● Work instructions
All lines below must be repeated exactly, with the pictures omitted.
::: Data to use :::
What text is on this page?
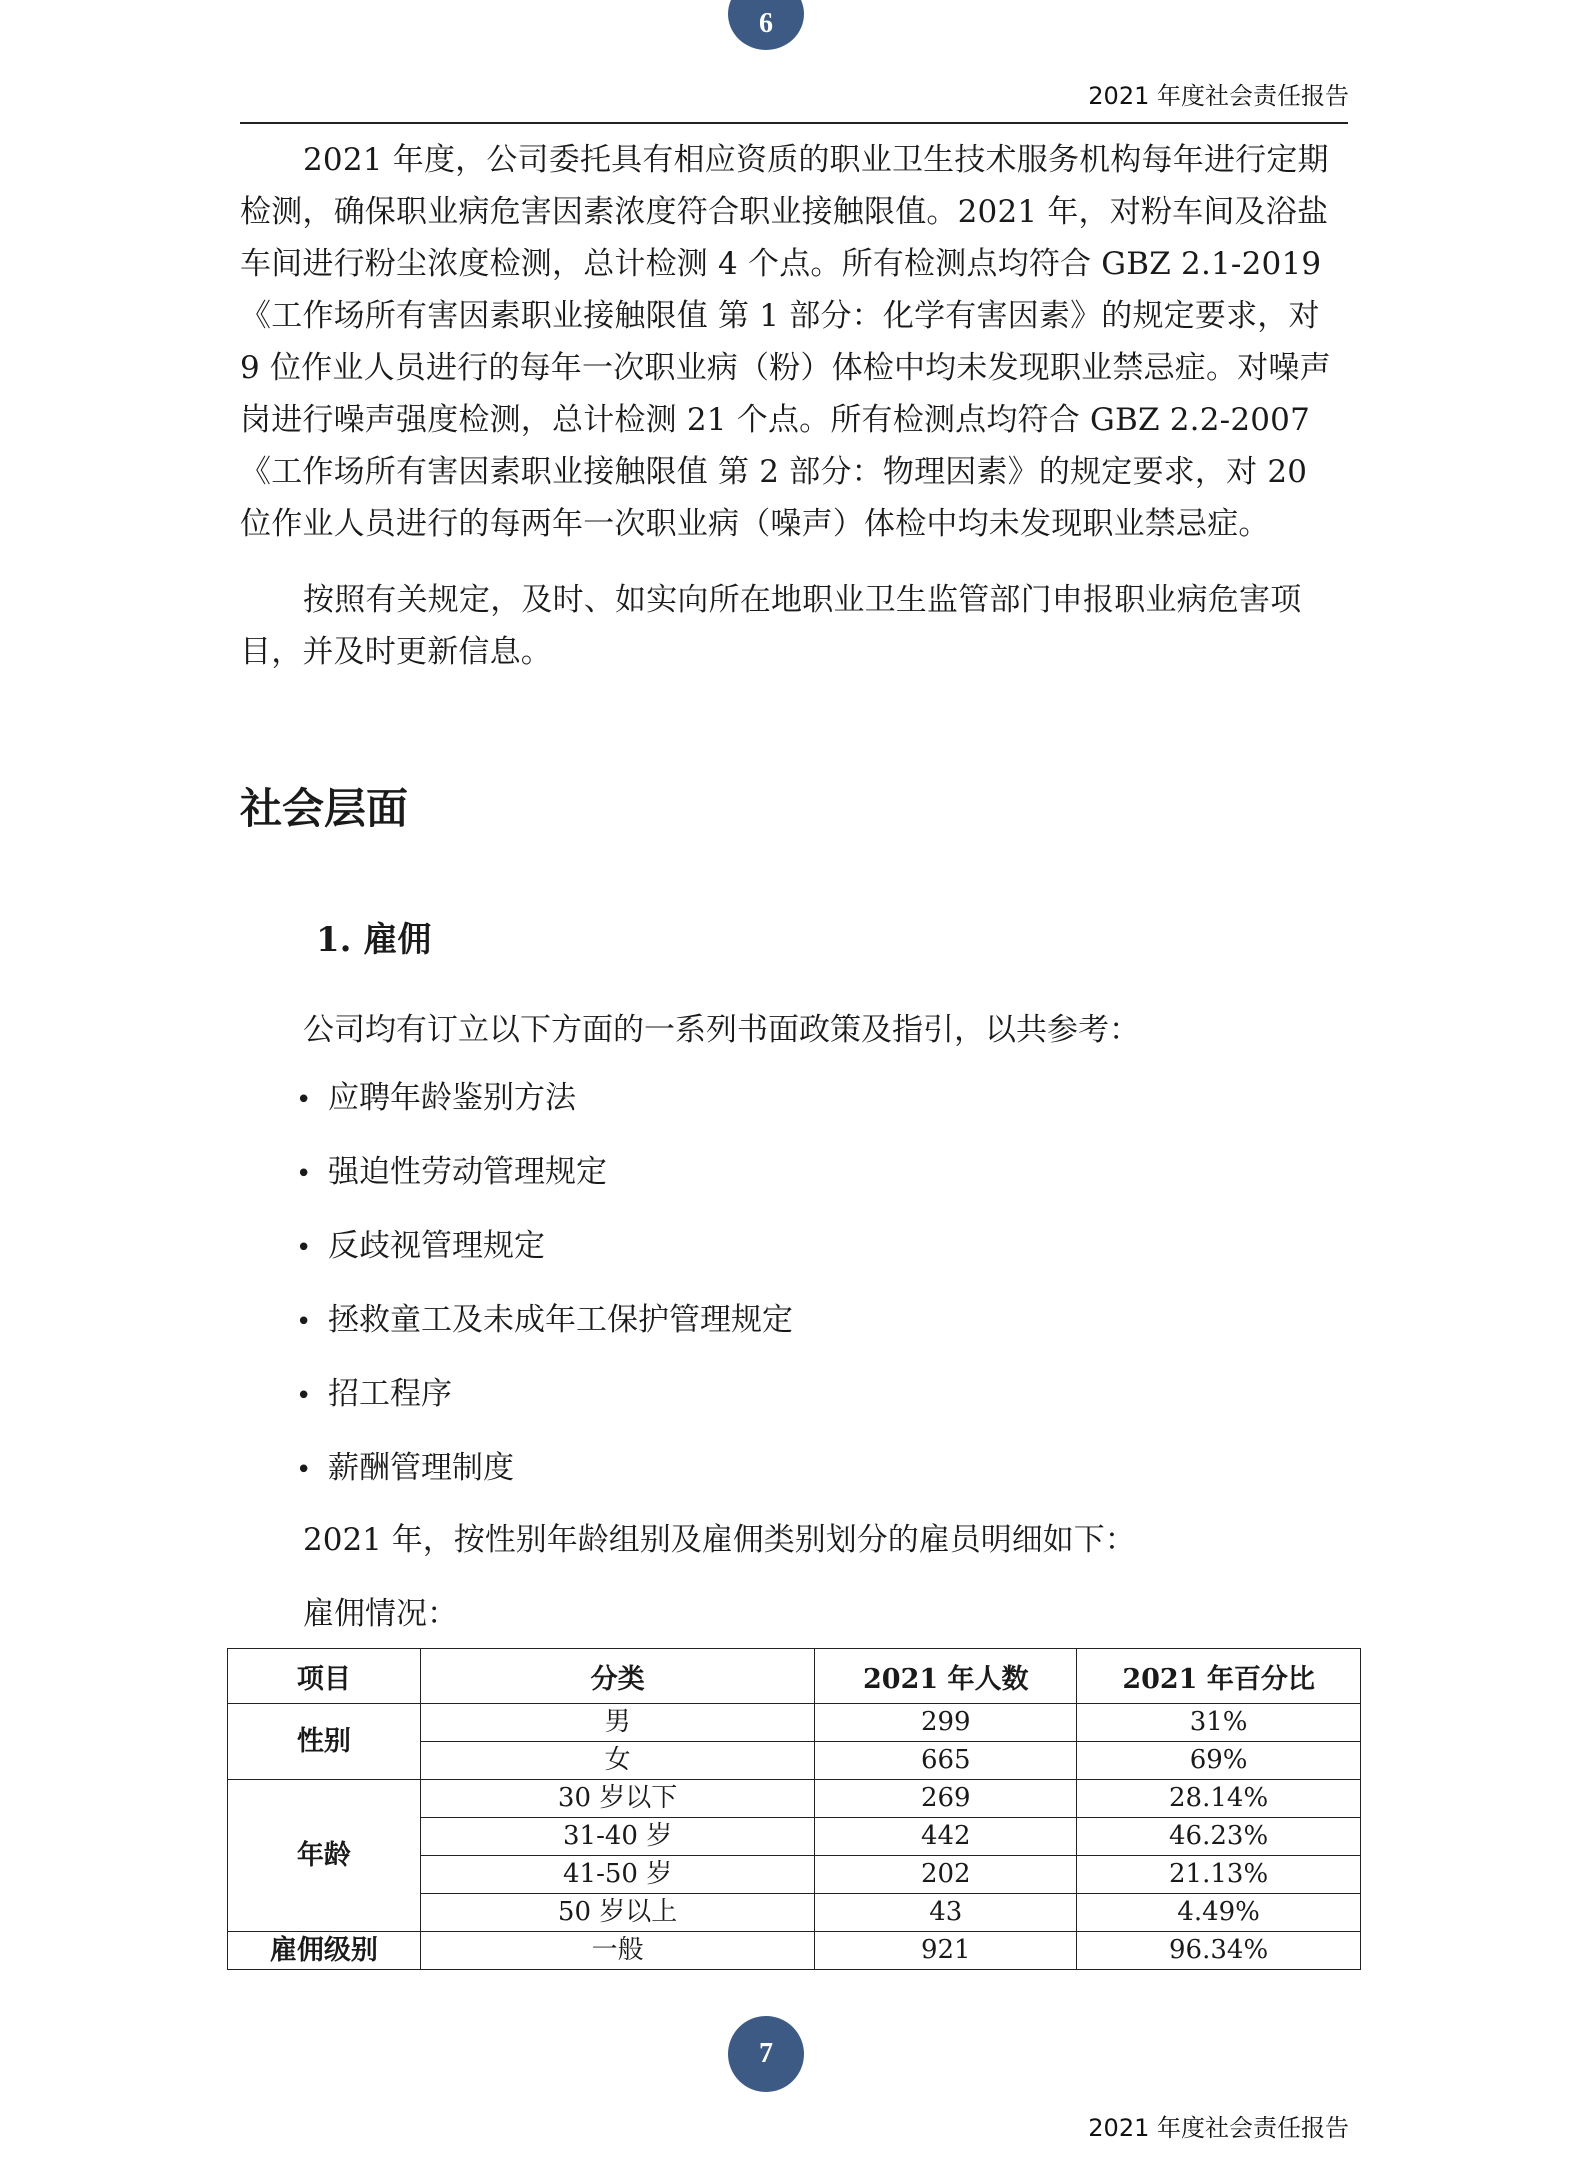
6
2021 年度社会责任报告

2021 年度，公司委托具有相应资质的职业卫生技术服务机构每年进行定期检测，确保职业病危害因素浓度符合职业接触限值。2021 年，对粉车间及浴盐车间进行粉尘浓度检测，总计检测 4 个点。所有检测点均符合 GBZ 2.1-2019《工作场所有害因素职业接触限值 第 1 部分：化学有害因素》的规定要求，对 9 位作业人员进行的每年一次职业病（粉）体检中均未发现职业禁忌症。对噪声岗进行噪声强度检测，总计检测 21 个点。所有检测点均符合 GBZ 2.2-2007《工作场所有害因素职业接触限值 第 2 部分：物理因素》的规定要求，对 20 位作业人员进行的每两年一次职业病（噪声）体检中均未发现职业禁忌症。

按照有关规定，及时、如实向所在地职业卫生监管部门申报职业病危害项目，并及时更新信息。

社会层面
1. 雇佣

公司均有订立以下方面的一系列书面政策及指引，以共参考：

• 应聘年龄鉴别方法
• 强迫性劳动管理规定
• 反歧视管理规定
• 拯救童工及未成年工保护管理规定
• 招工程序
• 薪酬管理制度

2021 年，按性别年龄组别及雇佣类别划分的雇员明细如下：

雇佣情况：

项目	分类	2021 年人数	2021 年百分比
性别	男	299	31%
	女	665	69%
年龄	30 岁以下	269	28.14%
	31-40 岁	442	46.23%
	41-50 岁	202	21.13%
	50 岁以上	43	4.49%
雇佣级别	一般	921	96.34%
7
2021 年度社会责任报告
:::
● The response
What text is on this page?
6
2021 年度社会责任报告

2021 年度，公司委托具有相应资质的职业卫生技术服务机构每年进行定期检测，确保职业病危害因素浓度符合职业接触限值。2021 年，对粉车间及浴盐车间进行粉尘浓度检测，总计检测 4 个点。所有检测点均符合 GBZ 2.1-2019《工作场所有害因素职业接触限值 第 1 部分：化学有害因素》的规定要求，对 9 位作业人员进行的每年一次职业病（粉）体检中均未发现职业禁忌症。对噪声岗进行噪声强度检测，总计检测 21 个点。所有检测点均符合 GBZ 2.2-2007《工作场所有害因素职业接触限值 第 2 部分：物理因素》的规定要求，对 20 位作业人员进行的每两年一次职业病（噪声）体检中均未发现职业禁忌症。

按照有关规定，及时、如实向所在地职业卫生监管部门申报职业病危害项目，并及时更新信息。

社会层面
1. 雇佣

公司均有订立以下方面的一系列书面政策及指引，以共参考：

• 应聘年龄鉴别方法
• 强迫性劳动管理规定
• 反歧视管理规定
• 拯救童工及未成年工保护管理规定
• 招工程序
• 薪酬管理制度

2021 年，按性别年龄组别及雇佣类别划分的雇员明细如下：

雇佣情况：

项目	分类	2021 年人数	2021 年百分比
性别	男	299	31%
	女	665	69%
年龄	30 岁以下	269	28.14%
	31-40 岁	442	46.23%
	41-50 岁	202	21.13%
	50 岁以上	43	4.49%
雇佣级别	一般	921	96.34%
7
2021 年度社会责任报告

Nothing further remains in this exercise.